<<<<

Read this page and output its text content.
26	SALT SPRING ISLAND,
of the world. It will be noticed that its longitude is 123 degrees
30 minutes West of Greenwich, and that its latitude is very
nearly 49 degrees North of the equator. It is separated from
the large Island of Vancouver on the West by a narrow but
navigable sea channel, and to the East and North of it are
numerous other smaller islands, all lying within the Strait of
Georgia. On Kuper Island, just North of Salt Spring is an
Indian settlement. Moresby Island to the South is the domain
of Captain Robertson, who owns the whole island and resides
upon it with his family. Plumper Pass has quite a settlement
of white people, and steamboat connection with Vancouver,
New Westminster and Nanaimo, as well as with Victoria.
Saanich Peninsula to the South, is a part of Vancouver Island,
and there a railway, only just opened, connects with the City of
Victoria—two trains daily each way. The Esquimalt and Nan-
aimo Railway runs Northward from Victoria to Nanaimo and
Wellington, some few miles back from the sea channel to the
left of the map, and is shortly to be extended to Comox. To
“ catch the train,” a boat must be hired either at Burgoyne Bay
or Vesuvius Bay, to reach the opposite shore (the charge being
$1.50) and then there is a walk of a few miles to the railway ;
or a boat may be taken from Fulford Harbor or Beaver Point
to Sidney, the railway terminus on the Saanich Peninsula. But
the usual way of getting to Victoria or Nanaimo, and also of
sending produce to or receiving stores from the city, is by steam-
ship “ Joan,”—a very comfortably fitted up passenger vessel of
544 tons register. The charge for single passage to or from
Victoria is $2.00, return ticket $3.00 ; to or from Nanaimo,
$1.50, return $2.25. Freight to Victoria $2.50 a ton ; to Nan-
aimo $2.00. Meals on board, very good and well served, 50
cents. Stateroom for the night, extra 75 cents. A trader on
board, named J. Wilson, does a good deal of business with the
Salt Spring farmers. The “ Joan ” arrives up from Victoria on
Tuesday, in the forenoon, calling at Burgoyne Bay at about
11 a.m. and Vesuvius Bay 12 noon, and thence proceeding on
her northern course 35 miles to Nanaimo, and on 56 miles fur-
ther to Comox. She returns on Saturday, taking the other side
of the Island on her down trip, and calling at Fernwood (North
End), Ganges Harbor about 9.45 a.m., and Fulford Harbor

>>>>

EXERCISE DESCRIPTION:
From the entries above, extract every line where the word "Victoria" appears.

EXERCISE SOLUTION:
New Westminster and Nanaimo, as well as with Victoria.
Victoria—two trains daily each way. The Esquimalt and Nan-
aimo Railway runs Northward from Victoria to Nanaimo and
the usual way of getting to Victoria or Nanaimo, and also of
Victoria is $2.00, return ticket $3.00 ; to or from Nanaimo,
$1.50, return $2.25. Freight to Victoria $2.50 a ton ; to Nan-
Salt Spring farmers. The “ Joan ” arrives up from Victoria on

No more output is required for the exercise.